▶ **EXERCISE PROMPT**
Sort through the entries below and pull out lines containing the word "JSON".

▶ **AVAILABLE DATA**
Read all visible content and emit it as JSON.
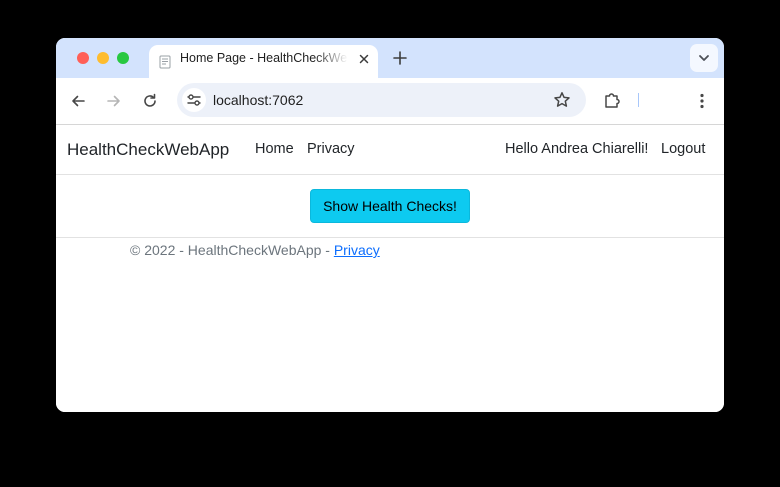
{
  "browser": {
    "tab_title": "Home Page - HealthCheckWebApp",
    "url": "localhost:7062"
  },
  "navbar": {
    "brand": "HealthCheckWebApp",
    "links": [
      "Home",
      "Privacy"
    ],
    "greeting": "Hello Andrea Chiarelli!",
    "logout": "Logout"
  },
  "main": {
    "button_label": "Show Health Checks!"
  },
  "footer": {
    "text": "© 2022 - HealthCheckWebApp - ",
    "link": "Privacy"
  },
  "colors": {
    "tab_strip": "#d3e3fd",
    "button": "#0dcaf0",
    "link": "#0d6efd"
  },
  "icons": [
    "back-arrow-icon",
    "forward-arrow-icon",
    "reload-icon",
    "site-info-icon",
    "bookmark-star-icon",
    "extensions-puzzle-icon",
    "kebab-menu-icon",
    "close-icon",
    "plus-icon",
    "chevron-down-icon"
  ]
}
---
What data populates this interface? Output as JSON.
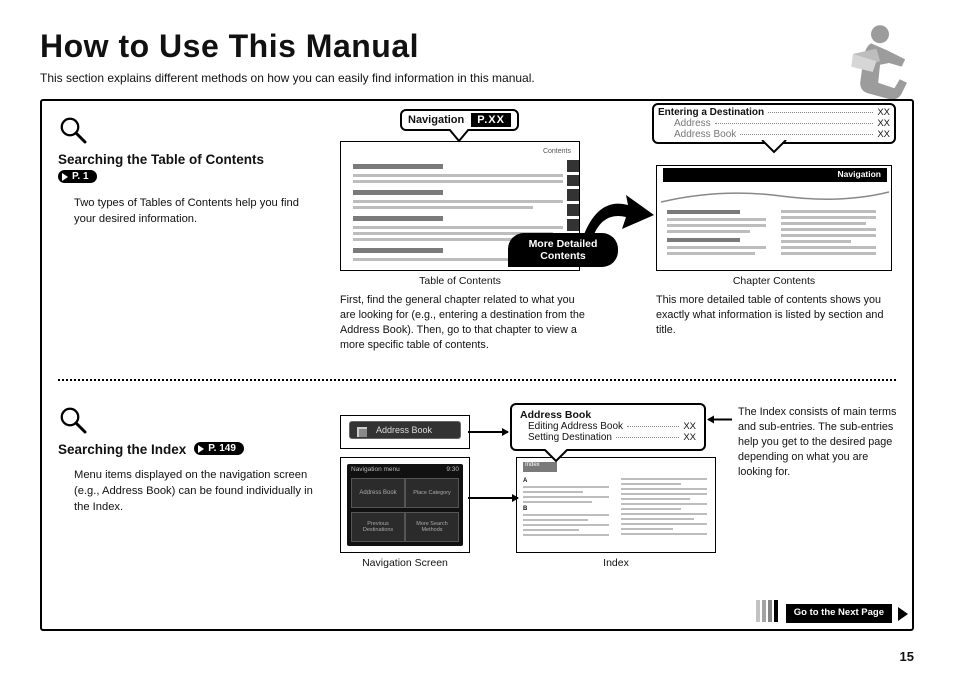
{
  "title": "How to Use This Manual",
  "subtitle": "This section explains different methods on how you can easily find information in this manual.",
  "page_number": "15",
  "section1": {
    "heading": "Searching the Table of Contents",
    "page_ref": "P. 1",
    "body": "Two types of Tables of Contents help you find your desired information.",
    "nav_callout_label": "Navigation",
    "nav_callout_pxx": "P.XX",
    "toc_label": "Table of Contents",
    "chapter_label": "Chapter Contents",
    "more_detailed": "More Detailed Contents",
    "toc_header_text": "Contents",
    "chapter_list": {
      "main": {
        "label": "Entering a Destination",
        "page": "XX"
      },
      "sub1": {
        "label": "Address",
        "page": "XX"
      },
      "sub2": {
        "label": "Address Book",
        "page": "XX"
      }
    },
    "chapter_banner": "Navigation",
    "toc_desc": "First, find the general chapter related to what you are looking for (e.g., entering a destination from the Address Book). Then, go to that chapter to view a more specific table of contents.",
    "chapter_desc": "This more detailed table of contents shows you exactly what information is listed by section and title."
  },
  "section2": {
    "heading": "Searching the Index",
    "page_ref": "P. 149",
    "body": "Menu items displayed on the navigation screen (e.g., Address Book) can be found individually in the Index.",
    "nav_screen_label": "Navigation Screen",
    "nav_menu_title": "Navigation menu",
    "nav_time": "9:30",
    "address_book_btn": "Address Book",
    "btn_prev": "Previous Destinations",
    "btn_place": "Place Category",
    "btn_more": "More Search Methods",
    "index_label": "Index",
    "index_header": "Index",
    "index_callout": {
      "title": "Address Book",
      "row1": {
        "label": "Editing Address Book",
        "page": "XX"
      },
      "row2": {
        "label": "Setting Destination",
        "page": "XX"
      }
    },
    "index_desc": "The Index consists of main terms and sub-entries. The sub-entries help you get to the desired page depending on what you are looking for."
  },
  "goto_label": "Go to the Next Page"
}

▶ **RESULT OF THIS EXERCISE**
Read all visible content and emit it as JSON.
What data populates this interface? Output as JSON.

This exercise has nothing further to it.